* _GIVEN INSTRUCTION_
Here are some records; copy every line that holds the word "marker".

* _DATA FOR PROCESSING_
....

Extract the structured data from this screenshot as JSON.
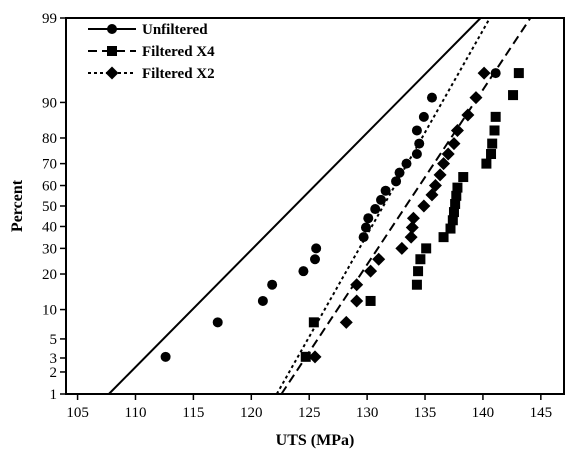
{
  "chart_data": {
    "type": "scatter",
    "title": "",
    "xlabel": "UTS (MPa)",
    "ylabel": "Percent",
    "xlim": [
      104,
      147
    ],
    "ylim": [
      1,
      99
    ],
    "y_scale": "normal-probability",
    "x_ticks": [
      105,
      110,
      115,
      120,
      125,
      130,
      135,
      140,
      145
    ],
    "x_tick_labels": [
      "105",
      "110",
      "115",
      "120",
      "125",
      "130",
      "135",
      "140",
      "145"
    ],
    "y_ticks": [
      1,
      2,
      3,
      5,
      10,
      20,
      30,
      40,
      50,
      60,
      70,
      80,
      90,
      99
    ],
    "y_tick_labels": [
      "1",
      "2",
      "3",
      "5",
      "10",
      "20",
      "30",
      "40",
      "50",
      "60",
      "70",
      "80",
      "90",
      "99"
    ],
    "grid": false,
    "legend_position": "top-left",
    "series": [
      {
        "name": "Unfiltered",
        "marker": "circle",
        "line_style": "solid",
        "fit_line": [
          [
            107.7,
            1
          ],
          [
            139.8,
            99
          ]
        ],
        "points": [
          [
            112.6,
            3.1
          ],
          [
            117.1,
            7.5
          ],
          [
            121.0,
            12
          ],
          [
            121.8,
            16.5
          ],
          [
            124.5,
            21
          ],
          [
            125.5,
            25.5
          ],
          [
            125.6,
            30
          ],
          [
            129.7,
            35
          ],
          [
            129.9,
            39.5
          ],
          [
            130.1,
            44
          ],
          [
            130.7,
            48.5
          ],
          [
            131.2,
            53
          ],
          [
            131.6,
            57.5
          ],
          [
            132.5,
            62
          ],
          [
            132.8,
            66
          ],
          [
            133.4,
            70
          ],
          [
            134.3,
            74
          ],
          [
            134.5,
            78
          ],
          [
            134.3,
            82.5
          ],
          [
            134.9,
            86.5
          ],
          [
            135.6,
            91
          ],
          [
            141.1,
            95
          ]
        ]
      },
      {
        "name": "Filtered X4",
        "marker": "square",
        "line_style": "dashed",
        "fit_line": [
          [
            122.6,
            1
          ],
          [
            144.1,
            99
          ]
        ],
        "points": [
          [
            124.7,
            3.1
          ],
          [
            125.4,
            7.5
          ],
          [
            130.3,
            12
          ],
          [
            134.3,
            16.5
          ],
          [
            134.4,
            21
          ],
          [
            134.6,
            25.5
          ],
          [
            135.1,
            30
          ],
          [
            136.6,
            35
          ],
          [
            137.2,
            39
          ],
          [
            137.4,
            43
          ],
          [
            137.5,
            47
          ],
          [
            137.6,
            51
          ],
          [
            137.7,
            55
          ],
          [
            137.8,
            59
          ],
          [
            138.3,
            64
          ],
          [
            140.3,
            70
          ],
          [
            140.7,
            74
          ],
          [
            140.8,
            78
          ],
          [
            141.0,
            82.5
          ],
          [
            141.1,
            86.5
          ],
          [
            142.6,
            91.5
          ],
          [
            143.1,
            95
          ]
        ]
      },
      {
        "name": "Filtered X2",
        "marker": "diamond",
        "line_style": "dotted",
        "fit_line": [
          [
            122.2,
            1
          ],
          [
            140.6,
            99
          ]
        ],
        "points": [
          [
            125.5,
            3.1
          ],
          [
            128.2,
            7.5
          ],
          [
            129.1,
            12
          ],
          [
            129.1,
            16.5
          ],
          [
            130.3,
            21
          ],
          [
            131.0,
            25.5
          ],
          [
            133.0,
            30
          ],
          [
            133.8,
            35
          ],
          [
            133.9,
            39.5
          ],
          [
            134.0,
            44
          ],
          [
            134.9,
            50
          ],
          [
            135.6,
            55.5
          ],
          [
            135.9,
            60
          ],
          [
            136.3,
            65
          ],
          [
            136.6,
            70
          ],
          [
            137.0,
            74
          ],
          [
            137.5,
            78
          ],
          [
            137.8,
            82.5
          ],
          [
            138.7,
            87
          ],
          [
            139.4,
            91
          ],
          [
            140.1,
            95
          ]
        ]
      }
    ]
  }
}
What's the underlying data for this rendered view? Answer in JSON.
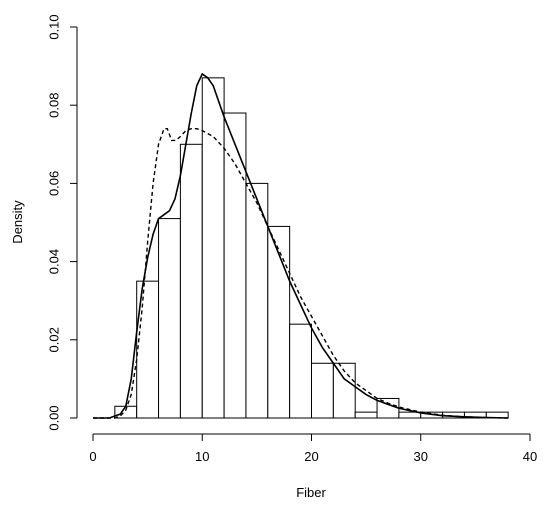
{
  "chart_data": {
    "type": "histogram",
    "xlabel": "Fiber",
    "ylabel": "Density",
    "xlim": [
      0,
      40
    ],
    "ylim": [
      0,
      0.1
    ],
    "x_ticks": [
      "0",
      "10",
      "20",
      "30",
      "40"
    ],
    "y_ticks": [
      "0.00",
      "0.02",
      "0.04",
      "0.06",
      "0.08",
      "0.10"
    ],
    "grid": false,
    "legend": "none",
    "bins": [
      {
        "start": 2,
        "end": 4,
        "density": 0.003
      },
      {
        "start": 4,
        "end": 6,
        "density": 0.035
      },
      {
        "start": 6,
        "end": 8,
        "density": 0.051
      },
      {
        "start": 8,
        "end": 10,
        "density": 0.07
      },
      {
        "start": 10,
        "end": 12,
        "density": 0.087
      },
      {
        "start": 12,
        "end": 14,
        "density": 0.078
      },
      {
        "start": 14,
        "end": 16,
        "density": 0.06
      },
      {
        "start": 16,
        "end": 18,
        "density": 0.049
      },
      {
        "start": 18,
        "end": 20,
        "density": 0.024
      },
      {
        "start": 20,
        "end": 22,
        "density": 0.014
      },
      {
        "start": 22,
        "end": 24,
        "density": 0.014
      },
      {
        "start": 24,
        "end": 26,
        "density": 0.0015
      },
      {
        "start": 26,
        "end": 28,
        "density": 0.005
      },
      {
        "start": 28,
        "end": 30,
        "density": 0.0015
      },
      {
        "start": 30,
        "end": 32,
        "density": 0.0015
      },
      {
        "start": 32,
        "end": 34,
        "density": 0.0015
      },
      {
        "start": 34,
        "end": 36,
        "density": 0.0015
      },
      {
        "start": 36,
        "end": 38,
        "density": 0.0015
      }
    ],
    "series": [
      {
        "style": "solid",
        "x": [
          0,
          1.5,
          2,
          2.5,
          3,
          3.5,
          4,
          4.5,
          5,
          5.5,
          6,
          6.5,
          7,
          7.5,
          8,
          8.5,
          9,
          9.5,
          10,
          10.5,
          11,
          12,
          13,
          14,
          15,
          16,
          17,
          18,
          19,
          20,
          21,
          22,
          23,
          24,
          25,
          26,
          27,
          28,
          30,
          32,
          34,
          36,
          38
        ],
        "y": [
          0,
          0,
          0.0005,
          0.001,
          0.003,
          0.01,
          0.022,
          0.033,
          0.041,
          0.047,
          0.051,
          0.052,
          0.053,
          0.056,
          0.062,
          0.07,
          0.078,
          0.085,
          0.088,
          0.087,
          0.085,
          0.077,
          0.07,
          0.063,
          0.056,
          0.049,
          0.042,
          0.035,
          0.029,
          0.023,
          0.018,
          0.014,
          0.01,
          0.008,
          0.006,
          0.0045,
          0.0035,
          0.0025,
          0.0013,
          0.0006,
          0.0003,
          0.0001,
          0
        ]
      },
      {
        "style": "dashed",
        "x": [
          0,
          2,
          2.5,
          3,
          3.5,
          4,
          4.5,
          5,
          5.5,
          6,
          6.5,
          6.8,
          7.2,
          7.6,
          8,
          8.5,
          9,
          9.5,
          10,
          11,
          12,
          13,
          14,
          15,
          16,
          17,
          18,
          19,
          20,
          21,
          22,
          23,
          24,
          25,
          26,
          27,
          28,
          30,
          32,
          34,
          36,
          38
        ],
        "y": [
          0,
          0,
          0.0005,
          0.002,
          0.006,
          0.015,
          0.028,
          0.045,
          0.06,
          0.07,
          0.074,
          0.074,
          0.071,
          0.071,
          0.072,
          0.0735,
          0.074,
          0.074,
          0.0735,
          0.072,
          0.069,
          0.065,
          0.06,
          0.055,
          0.049,
          0.043,
          0.037,
          0.031,
          0.026,
          0.021,
          0.016,
          0.012,
          0.009,
          0.007,
          0.005,
          0.0038,
          0.0028,
          0.0015,
          0.0007,
          0.0003,
          0.0001,
          0
        ]
      }
    ]
  }
}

....

* _OUTPUT BELOW_
        "marker": "circle",
        "marker": "square",
        "marker": "diamond",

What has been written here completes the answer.